(Selected excerpt):

-------

Workers install solar power generation panels in Zhoushan, East China's Zhejiang province, on July 9, 2018. (YAO FENG / FOR CHINA DAIL)

The decision by US trade officials not to launch an investigation into Asian solar manufacturers has been well received by the industry in China, believing it to be a victory for both the Chinese solar industry as well as Washington's goals to bolster clean energy and combat climate change.

The United States rejected a request on Wednesday to launch an investigation into Asian solar manufacturers, determining that Asian companies did not sell solar cells "at less than normal value," according to a notice in the Federal Register on Wednesday.

JinkoSolar, a solar module manufacturer, said the rejection will benefit Chinese solar companies, especially those with an overseas presence.

Qian Jing, vice-president of JinkoSolar, which is also the world's largest solar panel producer by shipments, said the rejection is a big victory for the US Solar Energy Industries Association, and it is critical to meet the Biden administration's goals to bolster clean energy and combat climate change.

"It is encouraging news for solar manufacturers like JinkoSolar, as this decision provides certainty for us to keep our investments moving," Qian said.

"JinkoSolar will further diversify our supply chain and manufacturing as well as localize sales and services further to accelerate climate action globally," she added.

"US solar developers rely on cost-competitive imports to make their projects competitive and the country relies on economic ways to bring about energy transition."

Li Zhenguo, president of LONGi Green Energy Technology Co, said the company is assessing the possibility of building plants in countries including Malaysia, Vietnam, Indonesia, Saudi Arabia and the United States, to further expand its presence on the global stage.

-------

(Stored data):

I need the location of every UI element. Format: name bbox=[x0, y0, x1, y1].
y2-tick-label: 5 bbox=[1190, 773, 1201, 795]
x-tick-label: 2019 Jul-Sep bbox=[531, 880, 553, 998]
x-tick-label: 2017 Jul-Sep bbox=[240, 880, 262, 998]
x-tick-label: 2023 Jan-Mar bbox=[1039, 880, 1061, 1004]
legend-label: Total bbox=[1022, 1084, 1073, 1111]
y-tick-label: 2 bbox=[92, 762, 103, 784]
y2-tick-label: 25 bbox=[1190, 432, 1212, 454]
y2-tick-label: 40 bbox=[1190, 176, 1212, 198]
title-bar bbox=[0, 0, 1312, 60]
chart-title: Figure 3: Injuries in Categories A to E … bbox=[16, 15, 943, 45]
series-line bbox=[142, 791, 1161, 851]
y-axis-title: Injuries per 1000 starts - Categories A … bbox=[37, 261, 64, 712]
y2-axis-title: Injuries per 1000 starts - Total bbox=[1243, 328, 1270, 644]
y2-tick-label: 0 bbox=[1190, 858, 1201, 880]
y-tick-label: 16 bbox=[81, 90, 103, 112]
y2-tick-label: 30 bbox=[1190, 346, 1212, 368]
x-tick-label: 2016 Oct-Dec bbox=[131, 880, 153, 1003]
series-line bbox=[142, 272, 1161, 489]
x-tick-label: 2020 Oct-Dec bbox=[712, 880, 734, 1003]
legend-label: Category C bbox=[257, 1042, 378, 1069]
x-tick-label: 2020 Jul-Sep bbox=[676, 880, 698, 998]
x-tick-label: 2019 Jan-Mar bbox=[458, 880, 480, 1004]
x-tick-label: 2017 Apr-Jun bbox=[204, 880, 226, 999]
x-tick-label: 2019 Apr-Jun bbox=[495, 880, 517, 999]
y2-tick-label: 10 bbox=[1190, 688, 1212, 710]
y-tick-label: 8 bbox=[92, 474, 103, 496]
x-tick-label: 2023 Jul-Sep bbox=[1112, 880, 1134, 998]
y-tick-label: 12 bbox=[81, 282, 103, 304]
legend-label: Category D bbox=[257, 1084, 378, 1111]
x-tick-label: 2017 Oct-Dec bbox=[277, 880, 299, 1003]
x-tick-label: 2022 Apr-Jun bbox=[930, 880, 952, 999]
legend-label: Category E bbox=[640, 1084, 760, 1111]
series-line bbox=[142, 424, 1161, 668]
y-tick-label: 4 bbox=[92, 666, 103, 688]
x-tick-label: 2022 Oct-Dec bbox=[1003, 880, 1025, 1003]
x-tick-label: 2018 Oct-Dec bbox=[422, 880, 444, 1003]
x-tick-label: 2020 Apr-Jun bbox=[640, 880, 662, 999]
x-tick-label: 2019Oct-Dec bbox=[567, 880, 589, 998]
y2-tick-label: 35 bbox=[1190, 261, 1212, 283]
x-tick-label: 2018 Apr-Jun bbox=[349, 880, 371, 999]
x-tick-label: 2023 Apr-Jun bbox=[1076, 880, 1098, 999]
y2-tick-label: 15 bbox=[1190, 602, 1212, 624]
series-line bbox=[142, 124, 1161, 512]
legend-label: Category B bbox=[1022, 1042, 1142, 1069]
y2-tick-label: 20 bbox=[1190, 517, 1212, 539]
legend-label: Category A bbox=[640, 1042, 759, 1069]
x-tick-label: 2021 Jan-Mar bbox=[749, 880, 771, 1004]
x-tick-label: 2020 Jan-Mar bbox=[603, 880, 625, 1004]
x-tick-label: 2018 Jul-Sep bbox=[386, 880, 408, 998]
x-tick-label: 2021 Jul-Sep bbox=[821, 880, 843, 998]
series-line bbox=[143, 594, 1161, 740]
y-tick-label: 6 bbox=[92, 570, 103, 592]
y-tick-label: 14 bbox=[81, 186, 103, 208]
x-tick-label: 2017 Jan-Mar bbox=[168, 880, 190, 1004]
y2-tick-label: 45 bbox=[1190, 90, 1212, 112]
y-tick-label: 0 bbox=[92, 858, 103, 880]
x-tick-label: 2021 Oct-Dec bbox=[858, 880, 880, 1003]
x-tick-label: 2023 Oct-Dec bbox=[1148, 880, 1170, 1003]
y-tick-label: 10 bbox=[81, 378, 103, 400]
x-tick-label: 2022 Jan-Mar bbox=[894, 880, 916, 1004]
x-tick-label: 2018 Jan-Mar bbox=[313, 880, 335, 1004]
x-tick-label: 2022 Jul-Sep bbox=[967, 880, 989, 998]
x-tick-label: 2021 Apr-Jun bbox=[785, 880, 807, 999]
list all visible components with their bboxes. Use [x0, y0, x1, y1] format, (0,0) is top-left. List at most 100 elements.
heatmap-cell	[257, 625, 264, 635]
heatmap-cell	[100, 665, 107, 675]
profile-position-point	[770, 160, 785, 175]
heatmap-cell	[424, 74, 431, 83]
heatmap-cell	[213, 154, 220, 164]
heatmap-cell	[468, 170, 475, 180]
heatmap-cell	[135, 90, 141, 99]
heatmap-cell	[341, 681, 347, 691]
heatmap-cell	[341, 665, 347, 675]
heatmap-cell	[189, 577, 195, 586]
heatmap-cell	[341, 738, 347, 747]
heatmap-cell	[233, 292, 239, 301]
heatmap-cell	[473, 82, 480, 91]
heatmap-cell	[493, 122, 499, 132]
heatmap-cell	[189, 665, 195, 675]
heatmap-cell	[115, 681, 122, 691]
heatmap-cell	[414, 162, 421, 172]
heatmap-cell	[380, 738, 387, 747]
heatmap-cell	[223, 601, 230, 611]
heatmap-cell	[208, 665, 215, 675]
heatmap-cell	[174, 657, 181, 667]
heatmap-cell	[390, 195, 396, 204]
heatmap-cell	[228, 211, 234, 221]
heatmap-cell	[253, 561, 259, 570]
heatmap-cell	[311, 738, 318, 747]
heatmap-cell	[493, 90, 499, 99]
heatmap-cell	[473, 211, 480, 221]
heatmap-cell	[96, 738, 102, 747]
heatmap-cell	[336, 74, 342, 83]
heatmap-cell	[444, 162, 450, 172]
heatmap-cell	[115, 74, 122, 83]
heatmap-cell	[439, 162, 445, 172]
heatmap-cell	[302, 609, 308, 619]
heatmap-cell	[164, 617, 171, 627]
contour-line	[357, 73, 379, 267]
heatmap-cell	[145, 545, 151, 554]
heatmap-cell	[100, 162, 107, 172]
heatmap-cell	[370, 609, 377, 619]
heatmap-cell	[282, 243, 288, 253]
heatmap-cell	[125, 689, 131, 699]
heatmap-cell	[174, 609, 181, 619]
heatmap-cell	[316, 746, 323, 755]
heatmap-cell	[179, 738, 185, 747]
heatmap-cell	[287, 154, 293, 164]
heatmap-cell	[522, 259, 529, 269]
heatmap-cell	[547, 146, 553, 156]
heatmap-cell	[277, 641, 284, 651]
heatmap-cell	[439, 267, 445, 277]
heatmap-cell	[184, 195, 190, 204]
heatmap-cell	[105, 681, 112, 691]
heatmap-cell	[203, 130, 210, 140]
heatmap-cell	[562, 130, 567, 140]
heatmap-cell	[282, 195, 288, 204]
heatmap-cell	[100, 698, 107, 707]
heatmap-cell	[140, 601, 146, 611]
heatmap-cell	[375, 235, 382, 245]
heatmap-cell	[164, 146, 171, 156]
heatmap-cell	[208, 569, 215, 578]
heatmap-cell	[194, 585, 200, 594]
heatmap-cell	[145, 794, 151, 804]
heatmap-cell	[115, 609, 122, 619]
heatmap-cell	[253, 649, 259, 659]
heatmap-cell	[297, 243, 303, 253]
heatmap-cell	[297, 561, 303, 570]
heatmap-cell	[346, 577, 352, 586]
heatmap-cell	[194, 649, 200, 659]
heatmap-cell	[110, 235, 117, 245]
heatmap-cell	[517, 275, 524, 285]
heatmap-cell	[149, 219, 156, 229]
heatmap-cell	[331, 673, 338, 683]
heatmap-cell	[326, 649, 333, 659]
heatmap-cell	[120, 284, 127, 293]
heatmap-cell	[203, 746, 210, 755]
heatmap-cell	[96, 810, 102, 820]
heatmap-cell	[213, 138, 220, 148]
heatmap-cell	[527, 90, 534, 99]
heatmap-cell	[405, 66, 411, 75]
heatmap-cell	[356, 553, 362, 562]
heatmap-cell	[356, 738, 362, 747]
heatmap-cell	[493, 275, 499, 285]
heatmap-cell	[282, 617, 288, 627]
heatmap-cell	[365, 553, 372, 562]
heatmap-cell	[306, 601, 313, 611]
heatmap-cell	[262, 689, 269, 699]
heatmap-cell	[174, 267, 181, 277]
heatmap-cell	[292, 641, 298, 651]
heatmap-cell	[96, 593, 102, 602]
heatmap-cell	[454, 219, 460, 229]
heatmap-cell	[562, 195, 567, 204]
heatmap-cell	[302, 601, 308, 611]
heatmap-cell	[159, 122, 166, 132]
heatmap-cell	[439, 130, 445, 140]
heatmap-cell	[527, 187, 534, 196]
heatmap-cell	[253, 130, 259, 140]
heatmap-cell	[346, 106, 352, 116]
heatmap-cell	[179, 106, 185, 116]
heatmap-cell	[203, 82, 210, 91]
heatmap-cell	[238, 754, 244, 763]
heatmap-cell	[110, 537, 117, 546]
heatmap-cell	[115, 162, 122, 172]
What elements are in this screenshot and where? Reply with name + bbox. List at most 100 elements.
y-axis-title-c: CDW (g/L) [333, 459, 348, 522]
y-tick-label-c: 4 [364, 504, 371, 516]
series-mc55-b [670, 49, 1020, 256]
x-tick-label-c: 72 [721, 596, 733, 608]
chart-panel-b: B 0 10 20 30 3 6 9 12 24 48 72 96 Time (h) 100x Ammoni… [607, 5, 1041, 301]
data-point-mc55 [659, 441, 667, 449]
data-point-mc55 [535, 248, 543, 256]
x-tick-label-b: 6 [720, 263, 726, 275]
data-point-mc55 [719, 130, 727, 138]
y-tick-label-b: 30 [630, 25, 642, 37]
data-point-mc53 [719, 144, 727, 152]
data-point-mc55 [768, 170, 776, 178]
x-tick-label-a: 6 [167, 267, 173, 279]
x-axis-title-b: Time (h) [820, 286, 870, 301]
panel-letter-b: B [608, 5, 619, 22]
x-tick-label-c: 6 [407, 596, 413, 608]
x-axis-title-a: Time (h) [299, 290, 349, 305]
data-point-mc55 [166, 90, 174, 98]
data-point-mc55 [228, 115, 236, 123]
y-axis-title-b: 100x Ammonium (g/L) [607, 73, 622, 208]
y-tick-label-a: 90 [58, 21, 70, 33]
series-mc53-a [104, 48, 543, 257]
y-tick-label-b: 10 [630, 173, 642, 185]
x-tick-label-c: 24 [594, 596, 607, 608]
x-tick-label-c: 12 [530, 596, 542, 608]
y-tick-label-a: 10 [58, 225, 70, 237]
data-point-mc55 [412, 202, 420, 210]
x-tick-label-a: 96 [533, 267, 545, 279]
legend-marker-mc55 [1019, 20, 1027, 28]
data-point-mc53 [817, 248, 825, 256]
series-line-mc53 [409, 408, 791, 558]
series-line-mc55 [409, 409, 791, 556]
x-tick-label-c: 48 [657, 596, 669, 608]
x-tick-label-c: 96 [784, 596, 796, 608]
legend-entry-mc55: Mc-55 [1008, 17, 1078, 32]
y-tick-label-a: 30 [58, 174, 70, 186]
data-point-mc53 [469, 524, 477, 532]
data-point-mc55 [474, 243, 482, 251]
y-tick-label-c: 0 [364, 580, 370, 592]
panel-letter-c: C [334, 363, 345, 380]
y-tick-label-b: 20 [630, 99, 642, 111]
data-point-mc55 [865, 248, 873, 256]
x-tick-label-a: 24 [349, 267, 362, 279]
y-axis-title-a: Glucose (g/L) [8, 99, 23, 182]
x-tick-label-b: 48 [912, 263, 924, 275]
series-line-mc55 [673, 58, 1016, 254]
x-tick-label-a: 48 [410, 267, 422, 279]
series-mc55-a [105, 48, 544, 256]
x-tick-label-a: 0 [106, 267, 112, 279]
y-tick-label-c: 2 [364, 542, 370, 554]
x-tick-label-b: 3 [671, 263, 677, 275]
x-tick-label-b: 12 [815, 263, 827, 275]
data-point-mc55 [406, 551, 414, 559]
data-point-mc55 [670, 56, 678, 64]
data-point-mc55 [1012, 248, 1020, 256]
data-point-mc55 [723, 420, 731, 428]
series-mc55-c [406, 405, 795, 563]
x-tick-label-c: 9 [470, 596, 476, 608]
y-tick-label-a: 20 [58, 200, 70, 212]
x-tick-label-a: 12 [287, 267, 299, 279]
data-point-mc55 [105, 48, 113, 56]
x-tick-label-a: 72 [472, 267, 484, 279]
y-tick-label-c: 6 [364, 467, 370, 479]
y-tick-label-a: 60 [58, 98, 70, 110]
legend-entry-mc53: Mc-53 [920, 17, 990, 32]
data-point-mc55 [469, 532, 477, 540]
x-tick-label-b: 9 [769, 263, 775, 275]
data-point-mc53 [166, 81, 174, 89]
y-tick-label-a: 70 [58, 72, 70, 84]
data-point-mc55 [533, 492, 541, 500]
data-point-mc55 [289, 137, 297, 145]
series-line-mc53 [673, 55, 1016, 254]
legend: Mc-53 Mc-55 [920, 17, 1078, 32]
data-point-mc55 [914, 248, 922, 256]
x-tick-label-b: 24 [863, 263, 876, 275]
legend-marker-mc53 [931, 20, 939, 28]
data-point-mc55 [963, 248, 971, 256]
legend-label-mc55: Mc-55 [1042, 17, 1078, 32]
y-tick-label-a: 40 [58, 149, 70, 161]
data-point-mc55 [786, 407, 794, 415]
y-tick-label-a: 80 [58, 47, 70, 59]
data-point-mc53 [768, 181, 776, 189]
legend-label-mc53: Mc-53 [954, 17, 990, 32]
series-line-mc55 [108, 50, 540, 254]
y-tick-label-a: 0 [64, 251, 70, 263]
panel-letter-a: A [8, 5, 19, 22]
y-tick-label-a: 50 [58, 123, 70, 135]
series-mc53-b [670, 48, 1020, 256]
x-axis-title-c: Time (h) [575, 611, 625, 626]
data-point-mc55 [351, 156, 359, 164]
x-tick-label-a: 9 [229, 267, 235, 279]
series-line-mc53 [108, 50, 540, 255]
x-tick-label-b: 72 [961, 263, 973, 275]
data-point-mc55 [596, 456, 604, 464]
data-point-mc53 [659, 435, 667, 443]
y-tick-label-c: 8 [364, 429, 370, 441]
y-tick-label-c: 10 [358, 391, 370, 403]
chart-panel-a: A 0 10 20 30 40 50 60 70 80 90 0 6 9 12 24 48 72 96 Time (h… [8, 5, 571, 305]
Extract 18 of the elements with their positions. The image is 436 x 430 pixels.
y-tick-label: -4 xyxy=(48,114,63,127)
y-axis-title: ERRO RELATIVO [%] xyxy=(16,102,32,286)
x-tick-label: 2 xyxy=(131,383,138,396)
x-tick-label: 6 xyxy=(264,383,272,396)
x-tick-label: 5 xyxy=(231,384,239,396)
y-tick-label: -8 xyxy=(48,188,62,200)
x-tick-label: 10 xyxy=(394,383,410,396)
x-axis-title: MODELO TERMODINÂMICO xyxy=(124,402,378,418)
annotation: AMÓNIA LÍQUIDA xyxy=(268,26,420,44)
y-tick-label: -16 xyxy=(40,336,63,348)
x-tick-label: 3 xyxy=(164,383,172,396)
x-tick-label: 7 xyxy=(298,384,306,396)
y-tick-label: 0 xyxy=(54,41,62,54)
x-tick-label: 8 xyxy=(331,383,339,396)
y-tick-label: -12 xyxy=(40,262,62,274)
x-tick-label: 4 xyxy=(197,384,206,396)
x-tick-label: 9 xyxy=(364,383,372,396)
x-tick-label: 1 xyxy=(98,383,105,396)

-------

(What you need to do):
Answer these from the article on the US solar decision.
(a) According to the Federal Register notice, what did the United States determine that Asian companies did not do?
(b) What position does Qian Jing hold?
(c) In which countries is LONGi Green Energy Technology Co assessing the possibility of building plants?

(Written solution):
(a) They did not sell solar cells "at less than normal value."
(b) She is vice-president of JinkoSolar.
(c) Malaysia, Vietnam, Indonesia, Saudi Arabia and the United States.